Written problem >> Each entry below should be reproduced character for character.

Material to process >>
--- START ---

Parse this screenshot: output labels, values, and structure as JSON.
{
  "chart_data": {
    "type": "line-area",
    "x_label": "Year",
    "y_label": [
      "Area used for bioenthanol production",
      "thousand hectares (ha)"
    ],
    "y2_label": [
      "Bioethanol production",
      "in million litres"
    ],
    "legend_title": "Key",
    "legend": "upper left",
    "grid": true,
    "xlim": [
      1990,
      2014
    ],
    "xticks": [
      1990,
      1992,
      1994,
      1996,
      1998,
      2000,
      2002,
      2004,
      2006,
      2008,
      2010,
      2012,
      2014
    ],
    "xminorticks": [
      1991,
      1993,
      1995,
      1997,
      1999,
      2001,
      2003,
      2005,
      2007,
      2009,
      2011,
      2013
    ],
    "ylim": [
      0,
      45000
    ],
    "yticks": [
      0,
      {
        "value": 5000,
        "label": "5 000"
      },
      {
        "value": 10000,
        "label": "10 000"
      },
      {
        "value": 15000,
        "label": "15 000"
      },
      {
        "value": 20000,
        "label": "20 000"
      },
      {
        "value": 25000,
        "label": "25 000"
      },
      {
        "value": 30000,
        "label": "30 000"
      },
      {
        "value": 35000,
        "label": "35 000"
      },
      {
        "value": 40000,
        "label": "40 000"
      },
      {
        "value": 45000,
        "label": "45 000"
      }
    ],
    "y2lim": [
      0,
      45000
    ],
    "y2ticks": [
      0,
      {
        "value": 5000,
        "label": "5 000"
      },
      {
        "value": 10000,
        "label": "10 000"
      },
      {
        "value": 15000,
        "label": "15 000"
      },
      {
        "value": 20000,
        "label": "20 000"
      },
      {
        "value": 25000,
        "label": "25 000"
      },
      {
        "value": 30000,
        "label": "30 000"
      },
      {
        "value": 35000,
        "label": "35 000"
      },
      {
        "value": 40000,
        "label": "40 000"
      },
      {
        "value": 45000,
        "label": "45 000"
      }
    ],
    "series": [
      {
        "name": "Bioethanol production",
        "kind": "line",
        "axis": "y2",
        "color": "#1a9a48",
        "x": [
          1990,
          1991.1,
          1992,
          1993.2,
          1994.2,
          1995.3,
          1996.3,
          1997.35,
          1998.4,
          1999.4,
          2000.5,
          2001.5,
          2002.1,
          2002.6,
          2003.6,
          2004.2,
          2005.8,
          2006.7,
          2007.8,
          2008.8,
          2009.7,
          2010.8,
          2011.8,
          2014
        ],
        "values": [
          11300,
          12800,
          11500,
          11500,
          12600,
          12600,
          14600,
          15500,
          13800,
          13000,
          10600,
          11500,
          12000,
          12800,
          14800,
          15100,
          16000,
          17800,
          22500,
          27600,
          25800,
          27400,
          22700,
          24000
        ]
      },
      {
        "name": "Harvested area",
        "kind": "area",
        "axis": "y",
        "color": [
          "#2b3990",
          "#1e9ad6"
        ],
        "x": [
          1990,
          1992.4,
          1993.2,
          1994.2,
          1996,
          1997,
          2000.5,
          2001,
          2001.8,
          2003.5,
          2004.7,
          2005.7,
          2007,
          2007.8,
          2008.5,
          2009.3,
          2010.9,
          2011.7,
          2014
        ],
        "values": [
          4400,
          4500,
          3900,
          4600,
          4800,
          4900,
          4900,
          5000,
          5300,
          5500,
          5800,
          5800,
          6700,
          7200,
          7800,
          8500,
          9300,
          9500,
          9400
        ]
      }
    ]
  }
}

--- END ---

Exercise result >>
Parse this screenshot: output labels, values, and structure as JSON.
{
  "chart_data": {
    "type": "line-area",
    "x_label": "Year",
    "y_label": [
      "Area used for bioenthanol production",
      "thousand hectares (ha)"
    ],
    "y2_label": [
      "Bioethanol production",
      "in million litres"
    ],
    "legend_title": "Key",
    "legend": "upper left",
    "grid": true,
    "xlim": [
      1990,
      2014
    ],
    "xticks": [
      1990,
      1992,
      1994,
      1996,
      1998,
      2000,
      2002,
      2004,
      2006,
      2008,
      2010,
      2012,
      2014
    ],
    "xminorticks": [
      1991,
      1993,
      1995,
      1997,
      1999,
      2001,
      2003,
      2005,
      2007,
      2009,
      2011,
      2013
    ],
    "ylim": [
      0,
      45000
    ],
    "yticks": [
      0,
      {
        "value": 5000,
        "label": "5 000"
      },
      {
        "value": 10000,
        "label": "10 000"
      },
      {
        "value": 15000,
        "label": "15 000"
      },
      {
        "value": 20000,
        "label": "20 000"
      },
      {
        "value": 25000,
        "label": "25 000"
      },
      {
        "value": 30000,
        "label": "30 000"
      },
      {
        "value": 35000,
        "label": "35 000"
      },
      {
        "value": 40000,
        "label": "40 000"
      },
      {
        "value": 45000,
        "label": "45 000"
      }
    ],
    "y2lim": [
      0,
      45000
    ],
    "y2ticks": [
      0,
      {
        "value": 5000,
        "label": "5 000"
      },
      {
        "value": 10000,
        "label": "10 000"
      },
      {
        "value": 15000,
        "label": "15 000"
      },
      {
        "value": 20000,
        "label": "20 000"
      },
      {
        "value": 25000,
        "label": "25 000"
      },
      {
        "value": 30000,
        "label": "30 000"
      },
      {
        "value": 35000,
        "label": "35 000"
      },
      {
        "value": 40000,
        "label": "40 000"
      },
      {
        "value": 45000,
        "label": "45 000"
      }
    ],
    "series": [
      {
        "name": "Bioethanol production",
        "kind": "line",
        "axis": "y2",
        "color": "#1a9a48",
        "x": [
          1990,
          1991.1,
          1992,
          1993.2,
          1994.2,
          1995.3,
          1996.3,
          1997.35,
          1998.4,
          1999.4,
          2000.5,
          2001.5,
          2002.1,
          2002.6,
          2003.6,
          2004.2,
          2005.8,
          2006.7,
          2007.8,
          2008.8,
          2009.7,
          2010.8,
          2011.8,
          2014
        ],
        "values": [
          11300,
          12800,
          11500,
          11500,
          12600,
          12600,
          14600,
          15500,
          13800,
          13000,
          10600,
          11500,
          12000,
          12800,
          14800,
          15100,
          16000,
          17800,
          22500,
          27600,
          25800,
          27400,
          22700,
          24000
        ]
      },
      {
        "name": "Harvested area",
        "kind": "area",
        "axis": "y",
        "color": [
          "#2b3990",
          "#1e9ad6"
        ],
        "x": [
          1990,
          1992.4,
          1993.2,
          1994.2,
          1996,
          1997,
          2000.5,
          2001,
          2001.8,
          2003.5,
          2004.7,
          2005.7,
          2007,
          2007.8,
          2008.5,
          2009.3,
          2010.9,
          2011.7,
          2014
        ],
        "values": [
          4400,
          4500,
          3900,
          4600,
          4800,
          4900,
          4900,
          5000,
          5300,
          5500,
          5800,
          5800,
          6700,
          7200,
          7800,
          8500,
          9300,
          9500,
          9400
        ]
      }
    ]
  }
}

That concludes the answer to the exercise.